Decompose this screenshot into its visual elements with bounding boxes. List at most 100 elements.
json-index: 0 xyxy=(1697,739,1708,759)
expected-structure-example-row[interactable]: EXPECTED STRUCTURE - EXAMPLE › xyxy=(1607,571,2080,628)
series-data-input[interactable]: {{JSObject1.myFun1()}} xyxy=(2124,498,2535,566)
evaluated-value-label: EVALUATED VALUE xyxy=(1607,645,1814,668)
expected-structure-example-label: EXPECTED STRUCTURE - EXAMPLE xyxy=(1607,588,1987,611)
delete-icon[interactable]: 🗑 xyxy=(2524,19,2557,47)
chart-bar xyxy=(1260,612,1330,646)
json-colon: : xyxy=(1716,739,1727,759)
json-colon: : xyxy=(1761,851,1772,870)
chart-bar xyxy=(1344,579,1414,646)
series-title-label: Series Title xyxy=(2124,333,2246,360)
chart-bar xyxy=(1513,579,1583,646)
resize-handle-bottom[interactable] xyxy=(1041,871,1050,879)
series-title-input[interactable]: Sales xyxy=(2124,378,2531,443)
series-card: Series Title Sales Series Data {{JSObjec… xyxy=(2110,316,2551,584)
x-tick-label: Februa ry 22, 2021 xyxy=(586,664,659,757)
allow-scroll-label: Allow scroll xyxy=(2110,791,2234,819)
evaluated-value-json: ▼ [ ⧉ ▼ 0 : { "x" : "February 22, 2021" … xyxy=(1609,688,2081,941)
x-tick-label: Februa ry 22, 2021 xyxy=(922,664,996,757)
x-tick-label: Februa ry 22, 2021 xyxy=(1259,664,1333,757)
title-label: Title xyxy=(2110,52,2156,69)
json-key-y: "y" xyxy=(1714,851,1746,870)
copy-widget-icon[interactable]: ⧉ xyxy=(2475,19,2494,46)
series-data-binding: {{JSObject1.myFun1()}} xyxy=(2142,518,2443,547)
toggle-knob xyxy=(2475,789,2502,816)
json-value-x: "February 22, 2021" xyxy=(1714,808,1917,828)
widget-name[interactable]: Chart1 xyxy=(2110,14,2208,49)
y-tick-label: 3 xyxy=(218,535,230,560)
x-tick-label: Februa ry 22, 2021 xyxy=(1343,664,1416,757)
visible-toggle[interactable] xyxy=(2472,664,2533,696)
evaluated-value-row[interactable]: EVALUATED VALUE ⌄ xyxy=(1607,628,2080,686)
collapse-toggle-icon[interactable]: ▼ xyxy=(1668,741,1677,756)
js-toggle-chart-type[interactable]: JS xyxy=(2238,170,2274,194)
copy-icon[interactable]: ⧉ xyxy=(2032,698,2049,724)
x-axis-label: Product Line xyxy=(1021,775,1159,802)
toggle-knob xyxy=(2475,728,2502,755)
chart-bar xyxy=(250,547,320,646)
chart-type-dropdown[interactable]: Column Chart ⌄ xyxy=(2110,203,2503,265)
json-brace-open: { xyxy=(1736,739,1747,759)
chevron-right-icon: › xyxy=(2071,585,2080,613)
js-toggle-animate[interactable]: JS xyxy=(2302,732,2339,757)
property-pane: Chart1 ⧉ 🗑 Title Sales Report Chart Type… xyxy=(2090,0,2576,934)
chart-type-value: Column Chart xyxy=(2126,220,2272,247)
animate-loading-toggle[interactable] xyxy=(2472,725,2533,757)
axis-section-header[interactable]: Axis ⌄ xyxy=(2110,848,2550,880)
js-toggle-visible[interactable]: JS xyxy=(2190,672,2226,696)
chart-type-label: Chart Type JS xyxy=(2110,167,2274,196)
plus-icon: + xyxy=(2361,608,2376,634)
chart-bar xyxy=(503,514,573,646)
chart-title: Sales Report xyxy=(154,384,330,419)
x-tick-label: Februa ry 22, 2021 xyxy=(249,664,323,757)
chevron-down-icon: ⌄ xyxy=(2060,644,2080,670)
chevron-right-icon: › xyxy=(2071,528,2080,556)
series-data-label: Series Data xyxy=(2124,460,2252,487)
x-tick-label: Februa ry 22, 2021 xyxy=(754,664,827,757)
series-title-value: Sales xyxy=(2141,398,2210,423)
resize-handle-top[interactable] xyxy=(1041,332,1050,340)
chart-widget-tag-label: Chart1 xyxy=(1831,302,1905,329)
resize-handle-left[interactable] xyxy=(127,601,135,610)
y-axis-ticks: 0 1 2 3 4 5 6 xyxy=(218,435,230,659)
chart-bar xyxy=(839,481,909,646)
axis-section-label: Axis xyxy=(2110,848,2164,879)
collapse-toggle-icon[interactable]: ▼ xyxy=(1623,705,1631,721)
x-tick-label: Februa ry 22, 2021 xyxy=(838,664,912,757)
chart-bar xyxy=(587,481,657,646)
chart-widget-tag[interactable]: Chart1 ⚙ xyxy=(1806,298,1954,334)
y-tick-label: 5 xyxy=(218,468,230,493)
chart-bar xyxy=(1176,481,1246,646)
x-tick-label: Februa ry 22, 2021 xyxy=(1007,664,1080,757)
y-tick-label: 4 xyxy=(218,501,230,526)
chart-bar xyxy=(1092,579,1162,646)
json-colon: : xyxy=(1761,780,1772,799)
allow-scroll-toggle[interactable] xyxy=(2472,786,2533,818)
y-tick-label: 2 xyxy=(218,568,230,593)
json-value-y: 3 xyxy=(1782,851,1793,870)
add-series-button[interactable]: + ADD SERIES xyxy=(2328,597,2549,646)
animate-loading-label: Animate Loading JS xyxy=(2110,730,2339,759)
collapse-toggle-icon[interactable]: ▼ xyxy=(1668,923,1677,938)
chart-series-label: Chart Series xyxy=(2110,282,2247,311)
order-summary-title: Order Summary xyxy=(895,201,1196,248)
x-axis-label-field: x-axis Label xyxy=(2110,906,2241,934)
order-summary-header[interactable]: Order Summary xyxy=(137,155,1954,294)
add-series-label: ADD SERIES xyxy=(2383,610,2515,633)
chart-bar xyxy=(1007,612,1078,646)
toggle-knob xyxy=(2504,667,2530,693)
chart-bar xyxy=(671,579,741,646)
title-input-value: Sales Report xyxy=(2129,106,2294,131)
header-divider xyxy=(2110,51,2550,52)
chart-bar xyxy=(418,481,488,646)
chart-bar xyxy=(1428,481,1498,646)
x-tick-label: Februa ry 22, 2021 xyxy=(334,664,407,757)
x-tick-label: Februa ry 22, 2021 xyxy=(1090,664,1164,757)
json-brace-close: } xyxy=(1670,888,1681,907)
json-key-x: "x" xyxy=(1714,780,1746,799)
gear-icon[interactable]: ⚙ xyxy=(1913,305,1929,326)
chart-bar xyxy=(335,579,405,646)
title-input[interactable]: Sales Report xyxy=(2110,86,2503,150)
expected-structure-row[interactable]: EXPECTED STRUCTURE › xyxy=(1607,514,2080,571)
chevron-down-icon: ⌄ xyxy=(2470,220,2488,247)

=====

Rewrite the lines of the records above as a single numbered list, omitting any blank lines.

EXERCISE OUTPUT
1. Decompose this screenshot into its visual elements with bounding boxes. List at most 100 elements.
2. json-index: 0 xyxy=(1697,739,1708,759)
3. expected-structure-example-row[interactable]: EXPECTED STRUCTURE - EXAMPLE › xyxy=(1607,571,2080,628)
4. series-data-input[interactable]: {{JSObject1.myFun1()}} xyxy=(2124,498,2535,566)
5. evaluated-value-label: EVALUATED VALUE xyxy=(1607,645,1814,668)
6. expected-structure-example-label: EXPECTED STRUCTURE - EXAMPLE xyxy=(1607,588,1987,611)
7. delete-icon[interactable]: 🗑 xyxy=(2524,19,2557,47)
8. chart-bar xyxy=(1260,612,1330,646)
9. json-colon: : xyxy=(1716,739,1727,759)
10. json-colon: : xyxy=(1761,851,1772,870)
11. chart-bar xyxy=(1344,579,1414,646)
12. series-title-label: Series Title xyxy=(2124,333,2246,360)
13. chart-bar xyxy=(1513,579,1583,646)
14. resize-handle-bottom[interactable] xyxy=(1041,871,1050,879)
15. series-title-input[interactable]: Sales xyxy=(2124,378,2531,443)
16. series-card: Series Title Sales Series Data {{JSObjec… xyxy=(2110,316,2551,584)
17. x-tick-label: Februa ry 22, 2021 xyxy=(586,664,659,757)
18. allow-scroll-label: Allow scroll xyxy=(2110,791,2234,819)
19. evaluated-value-json: ▼ [ ⧉ ▼ 0 : { "x" : "February 22, 2021" … xyxy=(1609,688,2081,941)
20. x-tick-label: Februa ry 22, 2021 xyxy=(922,664,996,757)
21. x-tick-label: Februa ry 22, 2021 xyxy=(1259,664,1333,757)
22. title-label: Title xyxy=(2110,52,2156,69)
23. json-key-y: "y" xyxy=(1714,851,1746,870)
24. copy-widget-icon[interactable]: ⧉ xyxy=(2475,19,2494,46)
25. series-data-binding: {{JSObject1.myFun1()}} xyxy=(2142,518,2443,547)
26. toggle-knob xyxy=(2475,789,2502,816)
27. json-value-x: "February 22, 2021" xyxy=(1714,808,1917,828)
28. widget-name[interactable]: Chart1 xyxy=(2110,14,2208,49)
29. y-tick-label: 3 xyxy=(218,535,230,560)
30. x-tick-label: Februa ry 22, 2021 xyxy=(1343,664,1416,757)
31. visible-toggle[interactable] xyxy=(2472,664,2533,696)
32. evaluated-value-row[interactable]: EVALUATED VALUE ⌄ xyxy=(1607,628,2080,686)
33. collapse-toggle-icon[interactable]: ▼ xyxy=(1668,741,1677,756)
34. js-toggle-chart-type[interactable]: JS xyxy=(2238,170,2274,194)
35. copy-icon[interactable]: ⧉ xyxy=(2032,698,2049,724)
36. x-axis-label: Product Line xyxy=(1021,775,1159,802)
37. toggle-knob xyxy=(2475,728,2502,755)
38. chart-bar xyxy=(250,547,320,646)
39. chart-type-dropdown[interactable]: Column Chart ⌄ xyxy=(2110,203,2503,265)
40. json-brace-open: { xyxy=(1736,739,1747,759)
41. chevron-right-icon: › xyxy=(2071,585,2080,613)
42. js-toggle-animate[interactable]: JS xyxy=(2302,732,2339,757)
43. property-pane: Chart1 ⧉ 🗑 Title Sales Report Chart Type… xyxy=(2090,0,2576,934)
44. chart-type-value: Column Chart xyxy=(2126,220,2272,247)
45. animate-loading-toggle[interactable] xyxy=(2472,725,2533,757)
46. axis-section-header[interactable]: Axis ⌄ xyxy=(2110,848,2550,880)
47. js-toggle-visible[interactable]: JS xyxy=(2190,672,2226,696)
48. chart-type-label: Chart Type JS xyxy=(2110,167,2274,196)
49. plus-icon: + xyxy=(2361,608,2376,634)
50. chart-bar xyxy=(503,514,573,646)
51. chart-title: Sales Report xyxy=(154,384,330,419)
52. x-tick-label: Februa ry 22, 2021 xyxy=(249,664,323,757)
53. chevron-down-icon: ⌄ xyxy=(2060,644,2080,670)
54. chevron-right-icon: › xyxy=(2071,528,2080,556)
55. series-data-label: Series Data xyxy=(2124,460,2252,487)
56. x-tick-label: Februa ry 22, 2021 xyxy=(754,664,827,757)
57. series-title-value: Sales xyxy=(2141,398,2210,423)
58. resize-handle-top[interactable] xyxy=(1041,332,1050,340)
59. chart-widget-tag-label: Chart1 xyxy=(1831,302,1905,329)
60. resize-handle-left[interactable] xyxy=(127,601,135,610)
61. y-axis-ticks: 0 1 2 3 4 5 6 xyxy=(218,435,230,659)
62. chart-bar xyxy=(839,481,909,646)
63. axis-section-label: Axis xyxy=(2110,848,2164,879)
64. collapse-toggle-icon[interactable]: ▼ xyxy=(1623,705,1631,721)
65. x-tick-label: Februa ry 22, 2021 xyxy=(838,664,912,757)
66. chart-bar xyxy=(587,481,657,646)
67. chart-widget-tag[interactable]: Chart1 ⚙ xyxy=(1806,298,1954,334)
68. y-tick-label: 5 xyxy=(218,468,230,493)
69. chart-bar xyxy=(1176,481,1246,646)
70. x-tick-label: Februa ry 22, 2021 xyxy=(1007,664,1080,757)
71. y-tick-label: 4 xyxy=(218,501,230,526)
72. chart-bar xyxy=(1092,579,1162,646)
73. json-colon: : xyxy=(1761,780,1772,799)
74. allow-scroll-toggle[interactable] xyxy=(2472,786,2533,818)
75. y-tick-label: 2 xyxy=(218,568,230,593)
76. json-value-y: 3 xyxy=(1782,851,1793,870)
77. add-series-button[interactable]: + ADD SERIES xyxy=(2328,597,2549,646)
78. animate-loading-label: Animate Loading JS xyxy=(2110,730,2339,759)
79. collapse-toggle-icon[interactable]: ▼ xyxy=(1668,923,1677,938)
80. chart-series-label: Chart Series xyxy=(2110,282,2247,311)
81. order-summary-title: Order Summary xyxy=(895,201,1196,248)
82. x-axis-label-field: x-axis Label xyxy=(2110,906,2241,934)
83. order-summary-header[interactable]: Order Summary xyxy=(137,155,1954,294)
84. add-series-label: ADD SERIES xyxy=(2383,610,2515,633)
85. chart-bar xyxy=(1007,612,1078,646)
86. toggle-knob xyxy=(2504,667,2530,693)
87. chart-bar xyxy=(671,579,741,646)
88. title-input-value: Sales Report xyxy=(2129,106,2294,131)
89. header-divider xyxy=(2110,51,2550,52)
90. chart-bar xyxy=(418,481,488,646)
91. chart-bar xyxy=(1428,481,1498,646)
92. x-tick-label: Februa ry 22, 2021 xyxy=(334,664,407,757)
93. x-tick-label: Februa ry 22, 2021 xyxy=(1090,664,1164,757)
94. json-brace-close: } xyxy=(1670,888,1681,907)
95. json-key-x: "x" xyxy=(1714,780,1746,799)
96. gear-icon[interactable]: ⚙ xyxy=(1913,305,1929,326)
97. chart-bar xyxy=(335,579,405,646)
98. title-input[interactable]: Sales Report xyxy=(2110,86,2503,150)
99. expected-structure-row[interactable]: EXPECTED STRUCTURE › xyxy=(1607,514,2080,571)
100. chevron-down-icon: ⌄ xyxy=(2470,220,2488,247)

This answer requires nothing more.